== Text shown ==

SUMAS, Wash. – Saturday April 28 was Workers’ Memorial Day, a commemoration of people who’ve lost their lives on the job. In Washington state, the farm community is remembering Ernesto Silva Ibarra, a 28-year-old farmworker who became ill last summer while picking berries during wildfires and later died.

The Washington State Department of Labor and Industries fined Sarbanand Farms, where Ibarra worked, for two infractions after the incident – not providing timely meals and rest breaks to workers. However, Edgar Franks, civic engagement coordinator with the group Community to Community Development, thinks the investigation should be reopened – for Ibarra and other farmworkers.

“They’re in a precarious position and put in a position where they can’t defend themselves, and if they do defend themselves, they get threatened,” says Franks. “So, this is why we’re asking for L&I to reopen the case. We want justice for Ernesto and the hundreds of other farmworkers that were sick.”

He says other workers also became ill during wildfires last year. Sarbanand was scheduled to dispute the fines in court this week, but the case has been delayed until May 23rd. L&I fined the company nearly $150,000, but the agency did not find Sarbanand responsible for Ibarra’s death.

===

Set tasks
(a) In the news report on Ernesto Silva Ibarra, until what date was Sarbanand Farms' court case delayed?
(b) List every organization named in the news report on Ernesto Silva Ibarra.
(c) Extend the news report on Ernesto Silva Ibarra, picking up after its final sentence.

== Records ==

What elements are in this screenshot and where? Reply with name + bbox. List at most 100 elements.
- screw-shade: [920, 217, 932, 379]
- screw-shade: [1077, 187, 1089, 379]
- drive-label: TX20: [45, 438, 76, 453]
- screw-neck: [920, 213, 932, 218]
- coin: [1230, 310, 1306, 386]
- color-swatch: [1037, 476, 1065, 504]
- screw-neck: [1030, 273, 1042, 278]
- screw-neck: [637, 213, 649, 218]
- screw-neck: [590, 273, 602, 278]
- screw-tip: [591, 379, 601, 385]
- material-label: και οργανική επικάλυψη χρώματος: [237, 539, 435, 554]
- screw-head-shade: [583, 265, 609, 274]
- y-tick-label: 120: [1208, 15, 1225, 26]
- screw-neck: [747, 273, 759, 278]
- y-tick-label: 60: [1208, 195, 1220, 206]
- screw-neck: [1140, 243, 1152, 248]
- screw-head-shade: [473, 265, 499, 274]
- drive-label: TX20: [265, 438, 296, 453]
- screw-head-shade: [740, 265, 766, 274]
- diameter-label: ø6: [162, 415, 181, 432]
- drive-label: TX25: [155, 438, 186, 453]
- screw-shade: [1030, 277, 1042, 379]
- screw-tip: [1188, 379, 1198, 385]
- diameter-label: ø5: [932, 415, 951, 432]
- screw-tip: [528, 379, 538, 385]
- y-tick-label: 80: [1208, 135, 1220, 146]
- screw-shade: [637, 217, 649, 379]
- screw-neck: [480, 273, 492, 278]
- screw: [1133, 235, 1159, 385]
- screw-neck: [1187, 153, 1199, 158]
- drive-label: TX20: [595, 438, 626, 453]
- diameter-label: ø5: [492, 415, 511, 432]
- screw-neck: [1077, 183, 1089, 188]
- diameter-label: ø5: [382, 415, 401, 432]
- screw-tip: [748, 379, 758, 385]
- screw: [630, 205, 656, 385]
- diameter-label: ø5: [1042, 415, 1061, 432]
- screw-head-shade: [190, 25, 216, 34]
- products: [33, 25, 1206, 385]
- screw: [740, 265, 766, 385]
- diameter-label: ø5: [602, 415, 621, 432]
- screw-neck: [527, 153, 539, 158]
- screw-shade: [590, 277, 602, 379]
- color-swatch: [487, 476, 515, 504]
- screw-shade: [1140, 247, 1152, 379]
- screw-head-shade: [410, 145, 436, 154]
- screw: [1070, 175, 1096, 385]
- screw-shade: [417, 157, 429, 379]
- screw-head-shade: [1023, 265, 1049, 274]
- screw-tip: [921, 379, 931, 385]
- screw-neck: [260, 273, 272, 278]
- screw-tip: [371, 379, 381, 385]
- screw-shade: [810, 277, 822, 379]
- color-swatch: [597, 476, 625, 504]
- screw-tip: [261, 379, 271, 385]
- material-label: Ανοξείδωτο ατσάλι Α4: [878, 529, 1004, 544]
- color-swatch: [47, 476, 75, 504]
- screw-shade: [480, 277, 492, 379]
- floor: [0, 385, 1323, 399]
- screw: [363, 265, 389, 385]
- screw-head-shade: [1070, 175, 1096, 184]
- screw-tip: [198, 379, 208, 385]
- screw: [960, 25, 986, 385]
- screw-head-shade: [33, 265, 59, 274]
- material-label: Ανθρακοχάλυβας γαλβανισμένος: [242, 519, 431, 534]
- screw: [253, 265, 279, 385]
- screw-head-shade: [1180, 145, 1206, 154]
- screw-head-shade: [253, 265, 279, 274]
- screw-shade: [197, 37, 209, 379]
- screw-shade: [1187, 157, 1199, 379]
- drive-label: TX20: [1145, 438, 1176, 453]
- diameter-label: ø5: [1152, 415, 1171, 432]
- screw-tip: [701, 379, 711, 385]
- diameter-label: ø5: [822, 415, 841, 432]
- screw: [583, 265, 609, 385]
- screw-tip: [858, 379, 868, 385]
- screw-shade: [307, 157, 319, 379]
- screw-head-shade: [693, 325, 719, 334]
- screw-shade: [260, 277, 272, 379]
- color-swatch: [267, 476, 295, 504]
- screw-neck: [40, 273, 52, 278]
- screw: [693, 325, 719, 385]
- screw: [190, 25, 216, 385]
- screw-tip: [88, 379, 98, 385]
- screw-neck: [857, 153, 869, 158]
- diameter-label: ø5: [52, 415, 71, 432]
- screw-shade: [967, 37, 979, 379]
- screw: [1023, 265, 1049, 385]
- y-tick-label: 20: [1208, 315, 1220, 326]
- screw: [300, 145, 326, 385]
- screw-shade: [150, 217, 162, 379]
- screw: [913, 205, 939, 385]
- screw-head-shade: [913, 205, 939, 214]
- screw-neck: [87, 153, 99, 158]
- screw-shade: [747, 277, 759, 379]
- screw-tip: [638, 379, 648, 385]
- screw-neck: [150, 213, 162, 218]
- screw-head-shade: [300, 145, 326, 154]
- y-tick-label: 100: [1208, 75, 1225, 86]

===

Replies
(a) May 23rd

(b) Washington State Department of Labor and Industries (L&I), Sarbanand Farms, Community to Community Development

(c)
After Ibarra’s death, about 70 workers at Sarbanand went on strike and were fired. Like Ibarra, the laborers were in the country on guest worker or H2A visas.

Franks sees that visa program as exploiting workers, affording them few rights and no ability to unionize. He says it’s compounded by the inherent danger in agricultural work.

“When people come to work, they expect to go back and be with their families,” says Franks. “So, that’s why we still fight for justice for Ernesto Silva and the many other farmworkers.”

Farm work was the second-most deadly occupation in the country in 2016, the most recent data from the Bureau of Labor Statistics.